* **WHAT YOU ARE ASKED TO DO**
Retype each line of the material exactly, please, skipping any picture in it.

* **RECORDS FOR THIS EXERCISE**
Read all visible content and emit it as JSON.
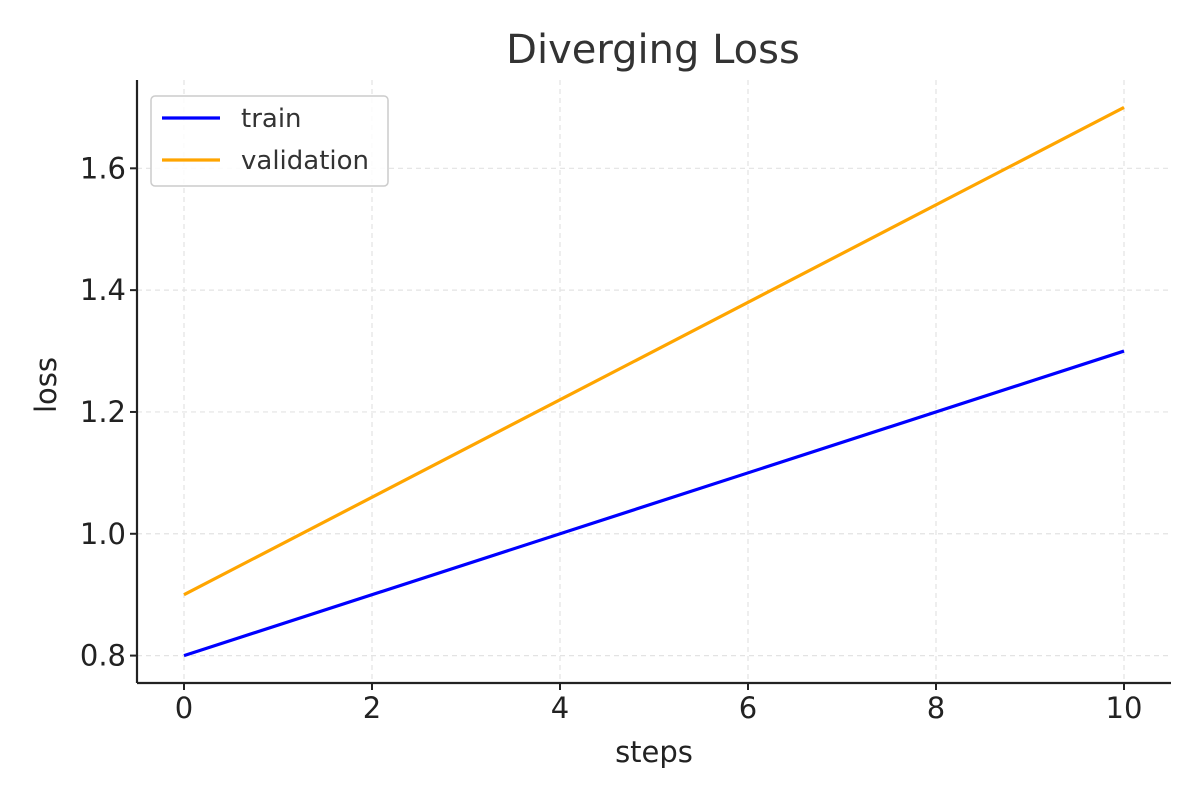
{
  "chart_data": {
    "type": "line",
    "title": "Diverging Loss",
    "xlabel": "steps",
    "ylabel": "loss",
    "x": [
      0,
      10
    ],
    "xlim": [
      -0.5,
      10.5
    ],
    "ylim": [
      0.755,
      1.745
    ],
    "xticks": [
      0,
      2,
      4,
      6,
      8,
      10
    ],
    "xtick_labels": [
      "0",
      "2",
      "4",
      "6",
      "8",
      "10"
    ],
    "yticks": [
      0.8,
      1.0,
      1.2,
      1.4,
      1.6
    ],
    "ytick_labels": [
      "0.8",
      "1.0",
      "1.2",
      "1.4",
      "1.6"
    ],
    "grid": true,
    "legend_position": "top-left",
    "series": [
      {
        "name": "train",
        "color": "#0000ff",
        "values": [
          0.8,
          1.3
        ]
      },
      {
        "name": "validation",
        "color": "#ffa500",
        "values": [
          0.9,
          1.7
        ]
      }
    ]
  }
}
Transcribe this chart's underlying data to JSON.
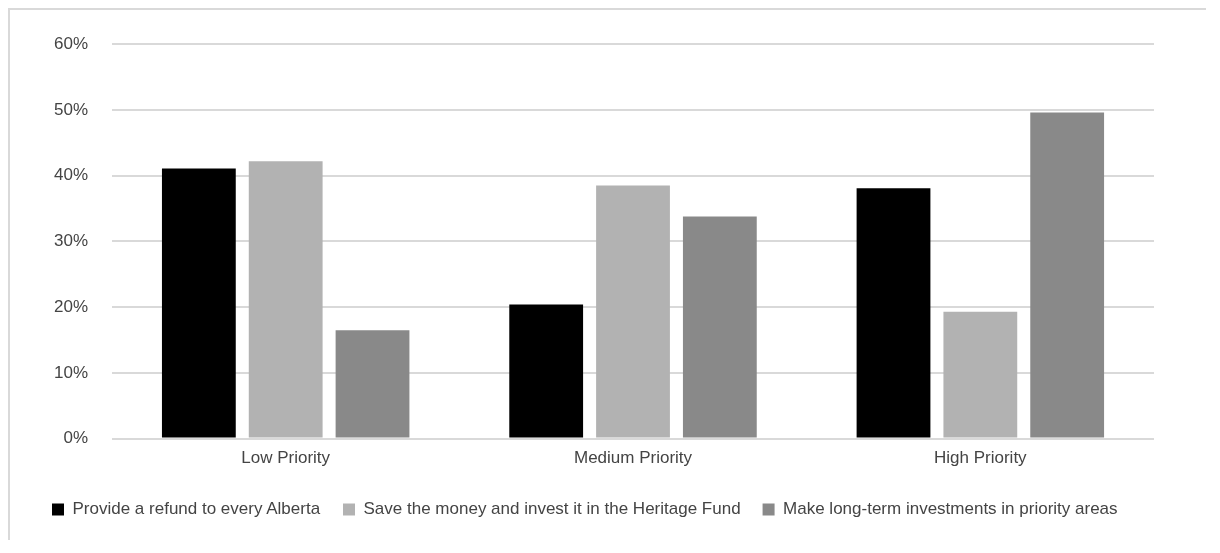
{
  "chart_data": {
    "type": "bar",
    "categories": [
      "Low Priority",
      "Medium Priority",
      "High Priority"
    ],
    "series": [
      {
        "name": "Provide a refund to every Alberta",
        "color": "#000000",
        "values": [
          41.1,
          20.4,
          38.1
        ]
      },
      {
        "name": "Save the money and invest it in the Heritage Fund",
        "color": "#b2b2b2",
        "values": [
          42.2,
          38.5,
          19.3
        ]
      },
      {
        "name": "Make long-term investments in priority areas",
        "color": "#898989",
        "values": [
          16.5,
          33.8,
          49.6
        ]
      }
    ],
    "ylim": [
      0,
      60
    ],
    "yticks": [
      {
        "value": 0,
        "label": "0%"
      },
      {
        "value": 10,
        "label": "10%"
      },
      {
        "value": 20,
        "label": "20%"
      },
      {
        "value": 30,
        "label": "30%"
      },
      {
        "value": 40,
        "label": "40%"
      },
      {
        "value": 50,
        "label": "50%"
      },
      {
        "value": 60,
        "label": "60%"
      }
    ],
    "grid": "y",
    "legend": "bottom"
  }
}
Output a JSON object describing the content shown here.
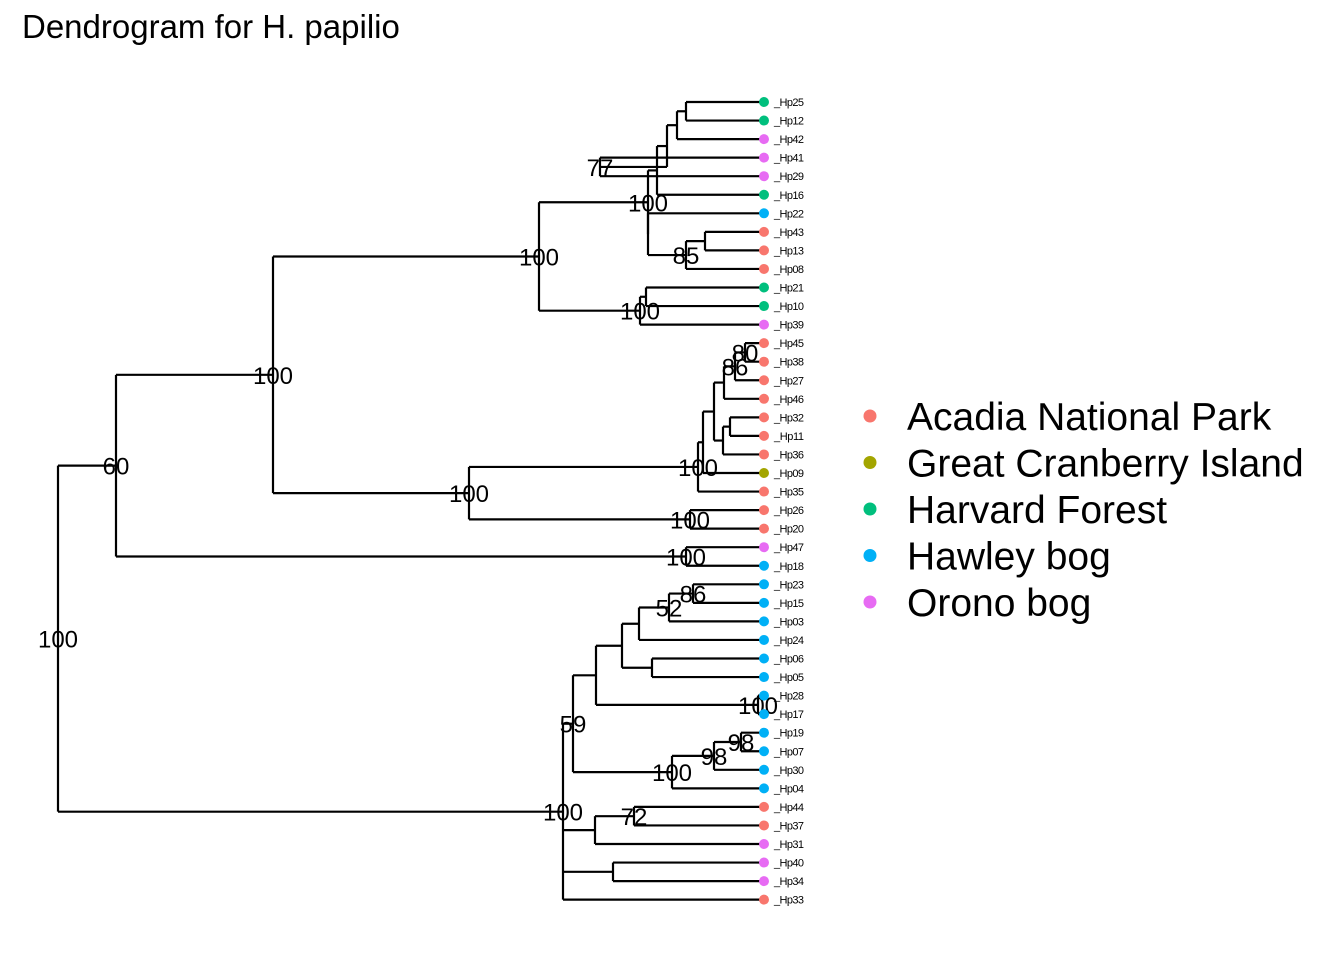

* **WRITTEN SOLUTION**
Read all visible content and emit it as JSON.
{
  "chart_data": {
    "type": "line",
    "title": "Diverging Loss",
    "xlabel": "steps",
    "ylabel": "loss",
    "x": [
      0,
      10
    ],
    "xlim": [
      -0.5,
      10.5
    ],
    "ylim": [
      0.755,
      1.745
    ],
    "xticks": [
      0,
      2,
      4,
      6,
      8,
      10
    ],
    "xtick_labels": [
      "0",
      "2",
      "4",
      "6",
      "8",
      "10"
    ],
    "yticks": [
      0.8,
      1.0,
      1.2,
      1.4,
      1.6
    ],
    "ytick_labels": [
      "0.8",
      "1.0",
      "1.2",
      "1.4",
      "1.6"
    ],
    "grid": true,
    "legend_position": "top-left",
    "series": [
      {
        "name": "train",
        "color": "#0000ff",
        "values": [
          0.8,
          1.3
        ]
      },
      {
        "name": "validation",
        "color": "#ffa500",
        "values": [
          0.9,
          1.7
        ]
      }
    ]
  }
}
Transcribe this chart's underlying data to JSON.
{
  "chart_data": {
    "type": "bar",
    "categories": [
      "Low Priority",
      "Medium Priority",
      "High Priority"
    ],
    "series": [
      {
        "name": "Provide a refund to every Alberta",
        "color": "#000000",
        "values": [
          41.1,
          20.4,
          38.1
        ]
      },
      {
        "name": "Save the money and invest it in the Heritage Fund",
        "color": "#b2b2b2",
        "values": [
          42.2,
          38.5,
          19.3
        ]
      },
      {
        "name": "Make long-term investments in priority areas",
        "color": "#898989",
        "values": [
          16.5,
          33.8,
          49.6
        ]
      }
    ],
    "ylim": [
      0,
      60
    ],
    "yticks": [
      {
        "value": 0,
        "label": "0%"
      },
      {
        "value": 10,
        "label": "10%"
      },
      {
        "value": 20,
        "label": "20%"
      },
      {
        "value": 30,
        "label": "30%"
      },
      {
        "value": 40,
        "label": "40%"
      },
      {
        "value": 50,
        "label": "50%"
      },
      {
        "value": 60,
        "label": "60%"
      }
    ],
    "grid": "y",
    "legend": "bottom"
  }
}
Output a JSON object describing the content shown here.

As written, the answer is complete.